▸ Challenge: Repeat the full listing below verbatim and keep the images out.

▸ Exercise data:
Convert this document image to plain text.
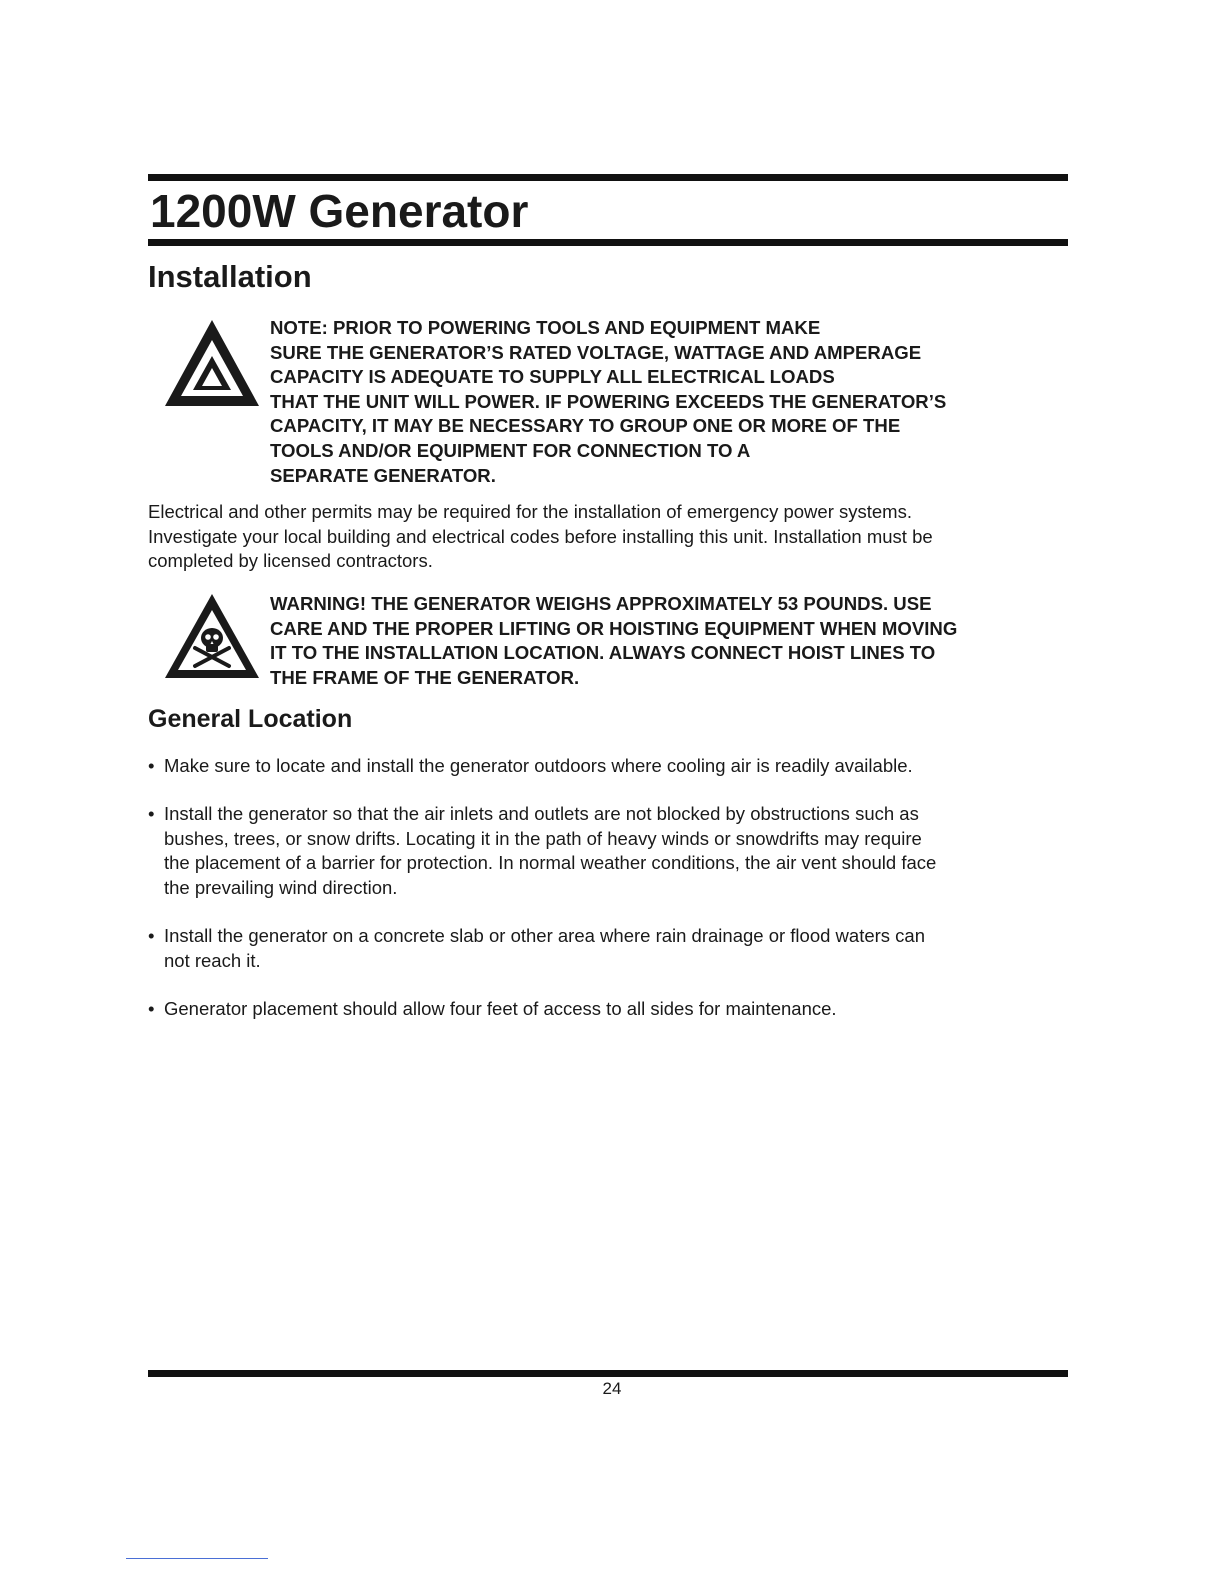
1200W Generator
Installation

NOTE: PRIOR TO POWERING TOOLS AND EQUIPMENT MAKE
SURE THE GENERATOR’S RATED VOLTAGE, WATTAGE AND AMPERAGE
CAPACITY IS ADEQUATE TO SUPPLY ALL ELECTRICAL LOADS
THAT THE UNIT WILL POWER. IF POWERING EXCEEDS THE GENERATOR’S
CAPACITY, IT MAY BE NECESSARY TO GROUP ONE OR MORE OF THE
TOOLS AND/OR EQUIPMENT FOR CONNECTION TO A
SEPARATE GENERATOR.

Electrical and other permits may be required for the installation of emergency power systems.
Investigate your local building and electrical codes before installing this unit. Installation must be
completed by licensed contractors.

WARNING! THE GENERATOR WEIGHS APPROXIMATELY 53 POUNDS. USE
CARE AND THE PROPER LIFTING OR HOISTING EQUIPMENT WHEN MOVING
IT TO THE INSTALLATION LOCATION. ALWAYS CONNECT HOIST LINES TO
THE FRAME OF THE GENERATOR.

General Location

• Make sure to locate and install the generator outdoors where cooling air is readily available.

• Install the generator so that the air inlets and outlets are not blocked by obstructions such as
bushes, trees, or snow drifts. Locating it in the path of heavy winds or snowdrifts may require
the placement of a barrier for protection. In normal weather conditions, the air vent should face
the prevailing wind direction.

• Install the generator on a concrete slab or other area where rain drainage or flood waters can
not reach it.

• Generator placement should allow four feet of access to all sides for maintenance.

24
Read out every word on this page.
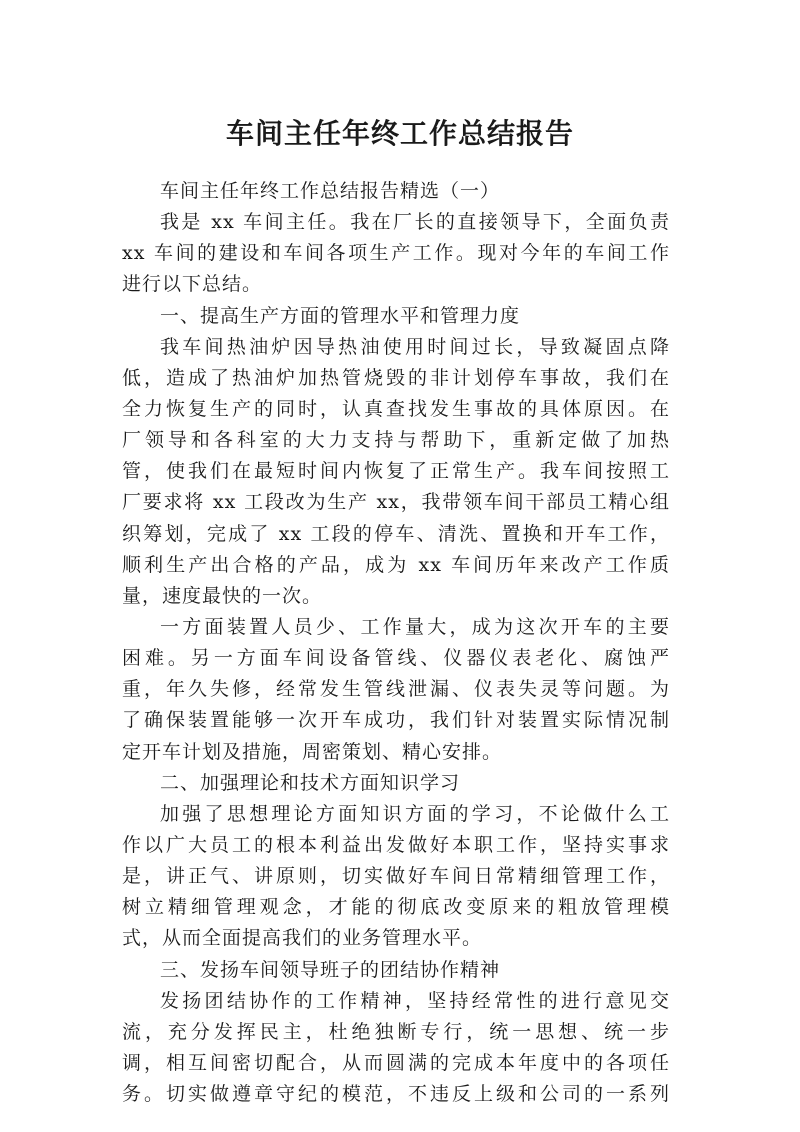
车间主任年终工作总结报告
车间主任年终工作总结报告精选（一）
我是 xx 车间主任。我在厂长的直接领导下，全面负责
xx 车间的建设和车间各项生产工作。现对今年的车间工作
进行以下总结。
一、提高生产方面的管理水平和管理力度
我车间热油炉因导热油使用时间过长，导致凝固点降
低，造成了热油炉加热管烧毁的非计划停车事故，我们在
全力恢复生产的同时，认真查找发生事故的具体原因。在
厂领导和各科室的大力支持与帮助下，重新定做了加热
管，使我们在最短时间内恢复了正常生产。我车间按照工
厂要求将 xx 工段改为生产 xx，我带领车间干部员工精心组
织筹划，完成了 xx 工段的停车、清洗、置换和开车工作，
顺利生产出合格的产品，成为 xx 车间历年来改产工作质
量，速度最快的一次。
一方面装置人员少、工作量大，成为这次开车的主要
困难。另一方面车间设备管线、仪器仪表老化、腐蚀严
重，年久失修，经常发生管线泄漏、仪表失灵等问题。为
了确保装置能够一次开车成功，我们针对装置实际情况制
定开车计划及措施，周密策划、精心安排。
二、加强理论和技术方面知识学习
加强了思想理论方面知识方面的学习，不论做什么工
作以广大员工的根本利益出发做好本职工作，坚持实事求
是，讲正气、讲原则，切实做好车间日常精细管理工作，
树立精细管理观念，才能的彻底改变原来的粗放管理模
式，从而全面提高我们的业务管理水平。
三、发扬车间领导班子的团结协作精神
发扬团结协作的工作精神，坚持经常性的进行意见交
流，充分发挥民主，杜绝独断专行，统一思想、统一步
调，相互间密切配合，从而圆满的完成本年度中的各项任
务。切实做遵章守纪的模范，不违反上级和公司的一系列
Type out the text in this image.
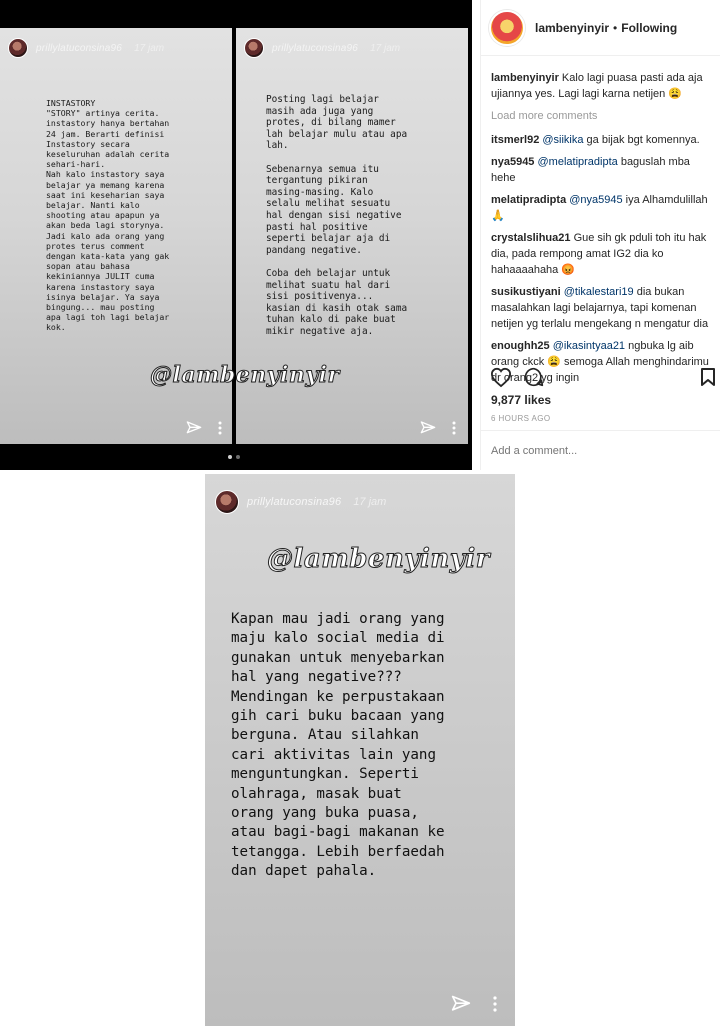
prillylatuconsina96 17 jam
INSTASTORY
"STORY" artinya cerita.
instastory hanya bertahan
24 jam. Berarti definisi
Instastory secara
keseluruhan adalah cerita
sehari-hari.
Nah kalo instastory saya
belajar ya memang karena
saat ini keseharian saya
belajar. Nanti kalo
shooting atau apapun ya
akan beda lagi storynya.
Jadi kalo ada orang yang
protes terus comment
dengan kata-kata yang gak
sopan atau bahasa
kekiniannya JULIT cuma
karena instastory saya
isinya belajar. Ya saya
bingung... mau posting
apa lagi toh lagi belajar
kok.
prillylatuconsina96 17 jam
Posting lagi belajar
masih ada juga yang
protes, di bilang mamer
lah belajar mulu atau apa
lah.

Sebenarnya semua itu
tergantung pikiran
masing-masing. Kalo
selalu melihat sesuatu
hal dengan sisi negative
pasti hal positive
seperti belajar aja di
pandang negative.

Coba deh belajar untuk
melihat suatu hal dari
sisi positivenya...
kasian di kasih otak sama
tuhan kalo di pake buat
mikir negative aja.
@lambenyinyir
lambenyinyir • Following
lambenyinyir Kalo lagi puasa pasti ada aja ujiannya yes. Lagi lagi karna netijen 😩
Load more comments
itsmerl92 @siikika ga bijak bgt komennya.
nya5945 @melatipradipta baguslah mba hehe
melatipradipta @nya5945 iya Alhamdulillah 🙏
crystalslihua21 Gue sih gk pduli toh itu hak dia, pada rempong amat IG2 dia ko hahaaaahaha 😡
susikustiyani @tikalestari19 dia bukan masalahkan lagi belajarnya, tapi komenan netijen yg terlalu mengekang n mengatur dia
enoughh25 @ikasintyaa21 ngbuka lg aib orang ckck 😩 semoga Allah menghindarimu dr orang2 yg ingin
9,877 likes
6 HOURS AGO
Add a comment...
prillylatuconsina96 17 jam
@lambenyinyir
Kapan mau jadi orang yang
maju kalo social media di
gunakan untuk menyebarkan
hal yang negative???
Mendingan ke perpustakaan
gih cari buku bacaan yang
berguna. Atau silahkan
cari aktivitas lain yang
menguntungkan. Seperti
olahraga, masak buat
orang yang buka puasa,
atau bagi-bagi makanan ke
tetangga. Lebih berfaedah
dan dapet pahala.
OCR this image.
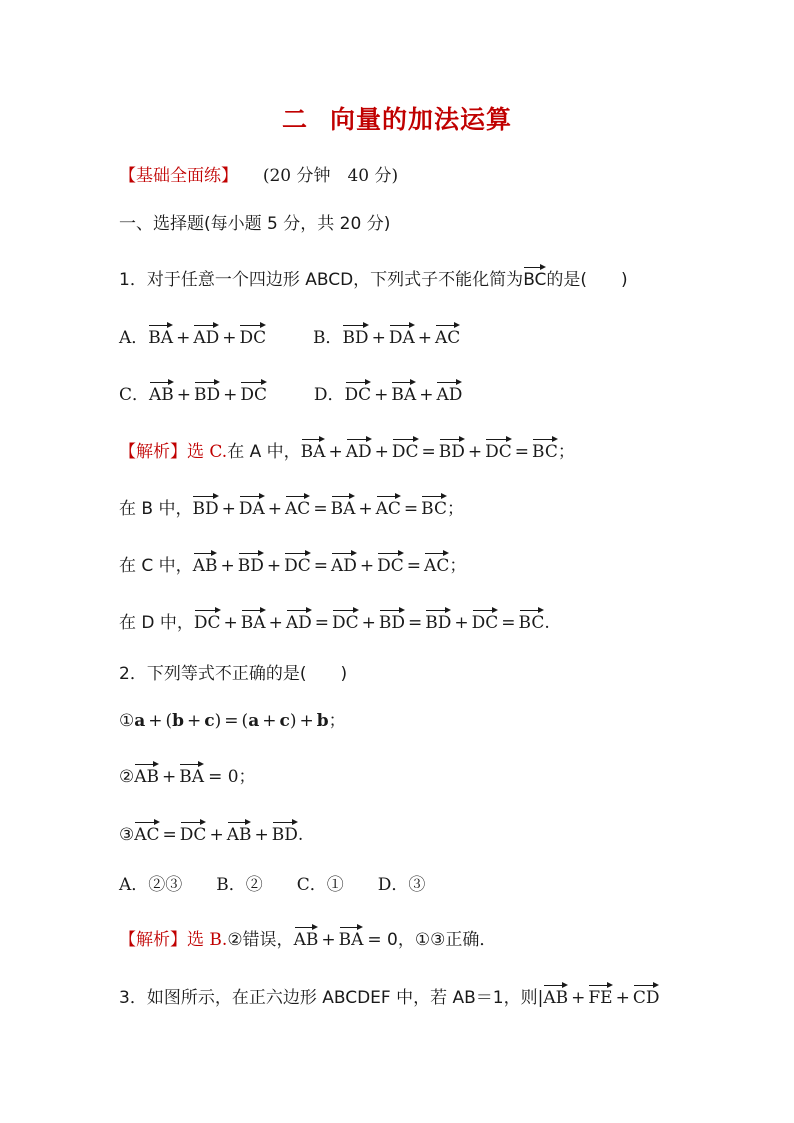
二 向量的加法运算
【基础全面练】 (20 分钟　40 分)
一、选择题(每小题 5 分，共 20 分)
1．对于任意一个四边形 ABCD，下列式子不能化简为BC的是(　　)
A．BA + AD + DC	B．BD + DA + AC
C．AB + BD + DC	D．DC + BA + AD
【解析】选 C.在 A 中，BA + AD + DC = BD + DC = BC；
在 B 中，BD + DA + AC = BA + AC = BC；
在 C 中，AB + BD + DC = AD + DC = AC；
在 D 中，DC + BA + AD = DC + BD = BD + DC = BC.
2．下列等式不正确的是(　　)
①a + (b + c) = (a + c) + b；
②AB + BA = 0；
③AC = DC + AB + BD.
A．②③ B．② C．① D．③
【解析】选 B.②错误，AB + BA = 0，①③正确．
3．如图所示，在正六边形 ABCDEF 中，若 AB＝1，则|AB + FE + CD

▸ Exercise output:
Convert this document image to plain text.
1200W Generator
Installation

NOTE: PRIOR TO POWERING TOOLS AND EQUIPMENT MAKE
SURE THE GENERATOR’S RATED VOLTAGE, WATTAGE AND AMPERAGE
CAPACITY IS ADEQUATE TO SUPPLY ALL ELECTRICAL LOADS
THAT THE UNIT WILL POWER. IF POWERING EXCEEDS THE GENERATOR’S
CAPACITY, IT MAY BE NECESSARY TO GROUP ONE OR MORE OF THE
TOOLS AND/OR EQUIPMENT FOR CONNECTION TO A
SEPARATE GENERATOR.

Electrical and other permits may be required for the installation of emergency power systems.
Investigate your local building and electrical codes before installing this unit. Installation must be
completed by licensed contractors.

WARNING! THE GENERATOR WEIGHS APPROXIMATELY 53 POUNDS. USE
CARE AND THE PROPER LIFTING OR HOISTING EQUIPMENT WHEN MOVING
IT TO THE INSTALLATION LOCATION. ALWAYS CONNECT HOIST LINES TO
THE FRAME OF THE GENERATOR.

General Location

• Make sure to locate and install the generator outdoors where cooling air is readily available.

• Install the generator so that the air inlets and outlets are not blocked by obstructions such as
bushes, trees, or snow drifts. Locating it in the path of heavy winds or snowdrifts may require
the placement of a barrier for protection. In normal weather conditions, the air vent should face
the prevailing wind direction.

• Install the generator on a concrete slab or other area where rain drainage or flood waters can
not reach it.

• Generator placement should allow four feet of access to all sides for maintenance.

24
Read out every word on this page.
车间主任年终工作总结报告
车间主任年终工作总结报告精选（一）
我是 xx 车间主任。我在厂长的直接领导下，全面负责
xx 车间的建设和车间各项生产工作。现对今年的车间工作
进行以下总结。
一、提高生产方面的管理水平和管理力度
我车间热油炉因导热油使用时间过长，导致凝固点降
低，造成了热油炉加热管烧毁的非计划停车事故，我们在
全力恢复生产的同时，认真查找发生事故的具体原因。在
厂领导和各科室的大力支持与帮助下，重新定做了加热
管，使我们在最短时间内恢复了正常生产。我车间按照工
厂要求将 xx 工段改为生产 xx，我带领车间干部员工精心组
织筹划，完成了 xx 工段的停车、清洗、置换和开车工作，
顺利生产出合格的产品，成为 xx 车间历年来改产工作质
量，速度最快的一次。
一方面装置人员少、工作量大，成为这次开车的主要
困难。另一方面车间设备管线、仪器仪表老化、腐蚀严
重，年久失修，经常发生管线泄漏、仪表失灵等问题。为
了确保装置能够一次开车成功，我们针对装置实际情况制
定开车计划及措施，周密策划、精心安排。
二、加强理论和技术方面知识学习
加强了思想理论方面知识方面的学习，不论做什么工
作以广大员工的根本利益出发做好本职工作，坚持实事求
是，讲正气、讲原则，切实做好车间日常精细管理工作，
树立精细管理观念，才能的彻底改变原来的粗放管理模
式，从而全面提高我们的业务管理水平。
三、发扬车间领导班子的团结协作精神
发扬团结协作的工作精神，坚持经常性的进行意见交
流，充分发挥民主，杜绝独断专行，统一思想、统一步
调，相互间密切配合，从而圆满的完成本年度中的各项任
务。切实做遵章守纪的模范，不违反上级和公司的一系列
Type out the text in this image.
prillylatuconsina96 17 jam
INSTASTORY
"STORY" artinya cerita.
instastory hanya bertahan
24 jam. Berarti definisi
Instastory secara
keseluruhan adalah cerita
sehari-hari.
Nah kalo instastory saya
belajar ya memang karena
saat ini keseharian saya
belajar. Nanti kalo
shooting atau apapun ya
akan beda lagi storynya.
Jadi kalo ada orang yang
protes terus comment
dengan kata-kata yang gak
sopan atau bahasa
kekiniannya JULIT cuma
karena instastory saya
isinya belajar. Ya saya
bingung... mau posting
apa lagi toh lagi belajar
kok.
prillylatuconsina96 17 jam
Posting lagi belajar
masih ada juga yang
protes, di bilang mamer
lah belajar mulu atau apa
lah.

Sebenarnya semua itu
tergantung pikiran
masing-masing. Kalo
selalu melihat sesuatu
hal dengan sisi negative
pasti hal positive
seperti belajar aja di
pandang negative.

Coba deh belajar untuk
melihat suatu hal dari
sisi positivenya...
kasian di kasih otak sama
tuhan kalo di pake buat
mikir negative aja.
@lambenyinyir
lambenyinyir • Following
lambenyinyir Kalo lagi puasa pasti ada aja ujiannya yes. Lagi lagi karna netijen 😩
Load more comments
itsmerl92 @siikika ga bijak bgt komennya.
nya5945 @melatipradipta baguslah mba hehe
melatipradipta @nya5945 iya Alhamdulillah 🙏
crystalslihua21 Gue sih gk pduli toh itu hak dia, pada rempong amat IG2 dia ko hahaaaahaha 😡
susikustiyani @tikalestari19 dia bukan masalahkan lagi belajarnya, tapi komenan netijen yg terlalu mengekang n mengatur dia
enoughh25 @ikasintyaa21 ngbuka lg aib orang ckck 😩 semoga Allah menghindarimu dr orang2 yg ingin
9,877 likes
6 HOURS AGO
Add a comment...
prillylatuconsina96 17 jam
@lambenyinyir
Kapan mau jadi orang yang
maju kalo social media di
gunakan untuk menyebarkan
hal yang negative???
Mendingan ke perpustakaan
gih cari buku bacaan yang
berguna. Atau silahkan
cari aktivitas lain yang
menguntungkan. Seperti
olahraga, masak buat
orang yang buka puasa,
atau bagi-bagi makanan ke
tetangga. Lebih berfaedah
dan dapet pahala.
OCR this image.
二 向量的加法运算
【基础全面练】 (20 分钟　40 分)
一、选择题(每小题 5 分，共 20 分)
1．对于任意一个四边形 ABCD，下列式子不能化简为BC的是(　　)
A．BA + AD + DC	B．BD + DA + AC
C．AB + BD + DC	D．DC + BA + AD
【解析】选 C.在 A 中，BA + AD + DC = BD + DC = BC；
在 B 中，BD + DA + AC = BA + AC = BC；
在 C 中，AB + BD + DC = AD + DC = AC；
在 D 中，DC + BA + AD = DC + BD = BD + DC = BC.
2．下列等式不正确的是(　　)
①a + (b + c) = (a + c) + b；
②AB + BA = 0；
③AC = DC + AB + BD.
A．②③ B．② C．① D．③
【解析】选 B.②错误，AB + BA = 0，①③正确．
3．如图所示，在正六边形 ABCDEF 中，若 AB＝1，则|AB + FE + CD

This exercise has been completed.